_Direction_:
Restate the whole listing word for word. Pictures are left out.

_Information shown_:
+-------+

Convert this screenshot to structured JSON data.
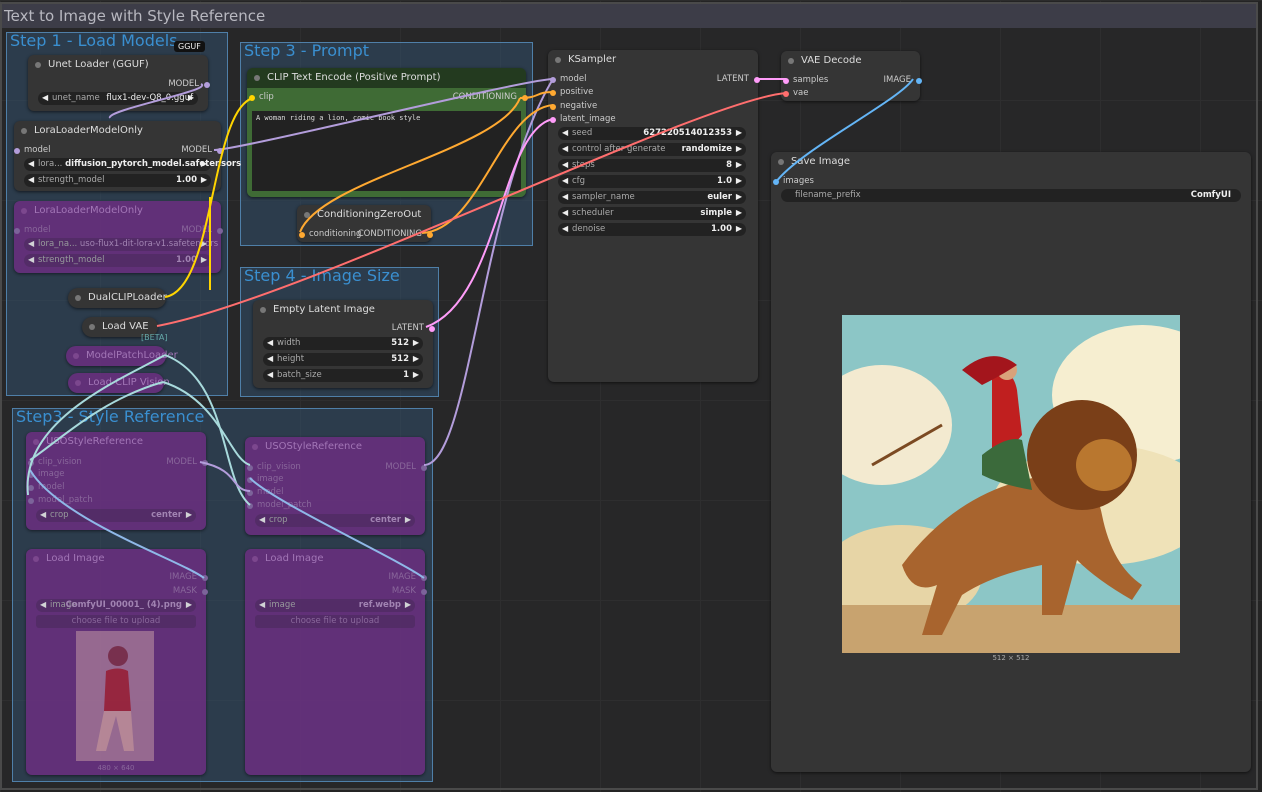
{
  "workflow_title": "Text to Image with Style Reference",
  "groups": {
    "step1": "Step 1 - Load Models",
    "step3_prompt": "Step 3 - Prompt",
    "step4": "Step 4 - Image Size",
    "step3_style": "Step3 - Style Reference"
  },
  "gguf_badge": "GGUF",
  "unet_loader": {
    "title": "Unet Loader (GGUF)",
    "out": "MODEL",
    "widget_label": "unet_name",
    "widget_value": "flux1-dev-Q8_0.gguf"
  },
  "lora_loader": {
    "title": "LoraLoaderModelOnly",
    "in_model": "model",
    "out": "MODEL",
    "lora_label": "lora...",
    "lora_value": "diffusion_pytorch_model.safetensors",
    "strength_label": "strength_model",
    "strength_value": "1.00"
  },
  "lora_loader2": {
    "title": "LoraLoaderModelOnly",
    "in_model": "model",
    "out": "MODEL",
    "lora_label": "lora_na...",
    "lora_value": "uso-flux1-dit-lora-v1.safetensors",
    "strength_label": "strength_model",
    "strength_value": "1.00"
  },
  "dual_clip": {
    "title": "DualCLIPLoader"
  },
  "load_vae": {
    "title": "Load VAE",
    "tag": "[BETA]"
  },
  "model_patch": {
    "title": "ModelPatchLoader"
  },
  "load_clip_vision": {
    "title": "Load CLIP Vision"
  },
  "clip_encode": {
    "title": "CLIP Text Encode (Positive Prompt)",
    "in_clip": "clip",
    "out": "CONDITIONING",
    "text": "A woman riding a lion, comic book style"
  },
  "cond_zero": {
    "title": "ConditioningZeroOut",
    "in": "conditioning",
    "out": "CONDITIONING"
  },
  "empty_latent": {
    "title": "Empty Latent Image",
    "out": "LATENT",
    "width_label": "width",
    "width": "512",
    "height_label": "height",
    "height": "512",
    "batch_label": "batch_size",
    "batch": "1"
  },
  "ksampler": {
    "title": "KSampler",
    "in_model": "model",
    "in_positive": "positive",
    "in_negative": "negative",
    "in_latent": "latent_image",
    "out": "LATENT",
    "widgets": [
      {
        "label": "seed",
        "value": "627220514012353"
      },
      {
        "label": "control after generate",
        "value": "randomize"
      },
      {
        "label": "steps",
        "value": "8"
      },
      {
        "label": "cfg",
        "value": "1.0"
      },
      {
        "label": "sampler_name",
        "value": "euler"
      },
      {
        "label": "scheduler",
        "value": "simple"
      },
      {
        "label": "denoise",
        "value": "1.00"
      }
    ]
  },
  "vae_decode": {
    "title": "VAE Decode",
    "in_samples": "samples",
    "in_vae": "vae",
    "out": "IMAGE"
  },
  "save_image": {
    "title": "Save Image",
    "in_images": "images",
    "prefix_label": "filename_prefix",
    "prefix_value": "ComfyUI",
    "size_caption": "512 × 512"
  },
  "uso1": {
    "title": "USOStyleReference",
    "in_clip": "clip_vision",
    "in_image": "image",
    "in_model": "model",
    "in_mode": "model_patch",
    "out": "MODEL",
    "crop_label": "crop",
    "crop_value": "center"
  },
  "uso2": {
    "title": "USOStyleReference",
    "in_clip": "clip_vision",
    "in_image": "image",
    "in_model": "model",
    "in_mode": "model_patch",
    "out": "MODEL",
    "crop_label": "crop",
    "crop_value": "center"
  },
  "load_image1": {
    "title": "Load Image",
    "out_image": "IMAGE",
    "out_mask": "MASK",
    "image_label": "image",
    "image_value": "ComfyUI_00001_ (4).png",
    "upload": "choose file to upload",
    "size_caption": "480 × 640"
  },
  "load_image2": {
    "title": "Load Image",
    "out_image": "IMAGE",
    "out_mask": "MASK",
    "image_label": "image",
    "image_value": "ref.webp",
    "upload": "choose file to upload"
  },
  "colors": {
    "model": "#b39ddb",
    "clip": "#ffd500",
    "conditioning": "#ffa931",
    "latent": "#ff9cf9",
    "vae": "#ff6e6e",
    "image": "#64b5f6",
    "clip_vision": "#a8dadc"
  }
}
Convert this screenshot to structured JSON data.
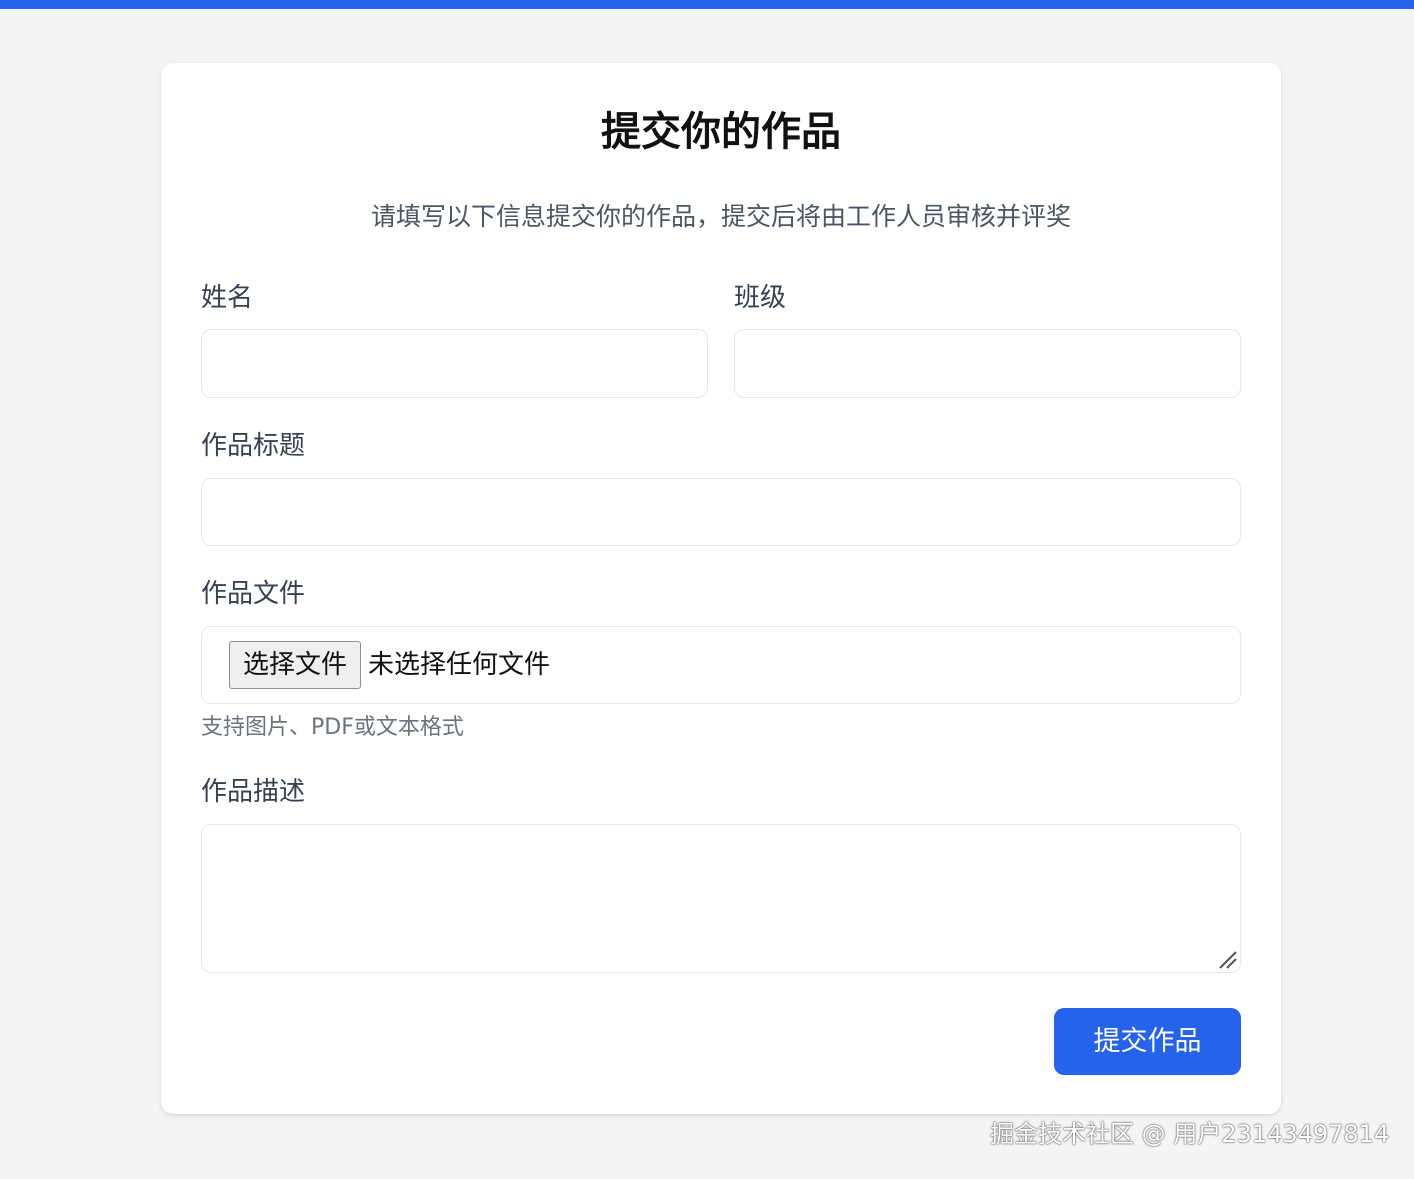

+-------+

_The reply_:
Convert this screenshot to structured JSON data.
{
  "workflow_title": "Text to Image with Style Reference",
  "groups": {
    "step1": "Step 1 - Load Models",
    "step3_prompt": "Step 3 - Prompt",
    "step4": "Step 4 - Image Size",
    "step3_style": "Step3 - Style Reference"
  },
  "gguf_badge": "GGUF",
  "unet_loader": {
    "title": "Unet Loader (GGUF)",
    "out": "MODEL",
    "widget_label": "unet_name",
    "widget_value": "flux1-dev-Q8_0.gguf"
  },
  "lora_loader": {
    "title": "LoraLoaderModelOnly",
    "in_model": "model",
    "out": "MODEL",
    "lora_label": "lora...",
    "lora_value": "diffusion_pytorch_model.safetensors",
    "strength_label": "strength_model",
    "strength_value": "1.00"
  },
  "lora_loader2": {
    "title": "LoraLoaderModelOnly",
    "in_model": "model",
    "out": "MODEL",
    "lora_label": "lora_na...",
    "lora_value": "uso-flux1-dit-lora-v1.safetensors",
    "strength_label": "strength_model",
    "strength_value": "1.00"
  },
  "dual_clip": {
    "title": "DualCLIPLoader"
  },
  "load_vae": {
    "title": "Load VAE",
    "tag": "[BETA]"
  },
  "model_patch": {
    "title": "ModelPatchLoader"
  },
  "load_clip_vision": {
    "title": "Load CLIP Vision"
  },
  "clip_encode": {
    "title": "CLIP Text Encode (Positive Prompt)",
    "in_clip": "clip",
    "out": "CONDITIONING",
    "text": "A woman riding a lion, comic book style"
  },
  "cond_zero": {
    "title": "ConditioningZeroOut",
    "in": "conditioning",
    "out": "CONDITIONING"
  },
  "empty_latent": {
    "title": "Empty Latent Image",
    "out": "LATENT",
    "width_label": "width",
    "width": "512",
    "height_label": "height",
    "height": "512",
    "batch_label": "batch_size",
    "batch": "1"
  },
  "ksampler": {
    "title": "KSampler",
    "in_model": "model",
    "in_positive": "positive",
    "in_negative": "negative",
    "in_latent": "latent_image",
    "out": "LATENT",
    "widgets": [
      {
        "label": "seed",
        "value": "627220514012353"
      },
      {
        "label": "control after generate",
        "value": "randomize"
      },
      {
        "label": "steps",
        "value": "8"
      },
      {
        "label": "cfg",
        "value": "1.0"
      },
      {
        "label": "sampler_name",
        "value": "euler"
      },
      {
        "label": "scheduler",
        "value": "simple"
      },
      {
        "label": "denoise",
        "value": "1.00"
      }
    ]
  },
  "vae_decode": {
    "title": "VAE Decode",
    "in_samples": "samples",
    "in_vae": "vae",
    "out": "IMAGE"
  },
  "save_image": {
    "title": "Save Image",
    "in_images": "images",
    "prefix_label": "filename_prefix",
    "prefix_value": "ComfyUI",
    "size_caption": "512 × 512"
  },
  "uso1": {
    "title": "USOStyleReference",
    "in_clip": "clip_vision",
    "in_image": "image",
    "in_model": "model",
    "in_mode": "model_patch",
    "out": "MODEL",
    "crop_label": "crop",
    "crop_value": "center"
  },
  "uso2": {
    "title": "USOStyleReference",
    "in_clip": "clip_vision",
    "in_image": "image",
    "in_model": "model",
    "in_mode": "model_patch",
    "out": "MODEL",
    "crop_label": "crop",
    "crop_value": "center"
  },
  "load_image1": {
    "title": "Load Image",
    "out_image": "IMAGE",
    "out_mask": "MASK",
    "image_label": "image",
    "image_value": "ComfyUI_00001_ (4).png",
    "upload": "choose file to upload",
    "size_caption": "480 × 640"
  },
  "load_image2": {
    "title": "Load Image",
    "out_image": "IMAGE",
    "out_mask": "MASK",
    "image_label": "image",
    "image_value": "ref.webp",
    "upload": "choose file to upload"
  },
  "colors": {
    "model": "#b39ddb",
    "clip": "#ffd500",
    "conditioning": "#ffa931",
    "latent": "#ff9cf9",
    "vae": "#ff6e6e",
    "image": "#64b5f6",
    "clip_vision": "#a8dadc"
  }
}
Convert this screenshot to structured JSON data.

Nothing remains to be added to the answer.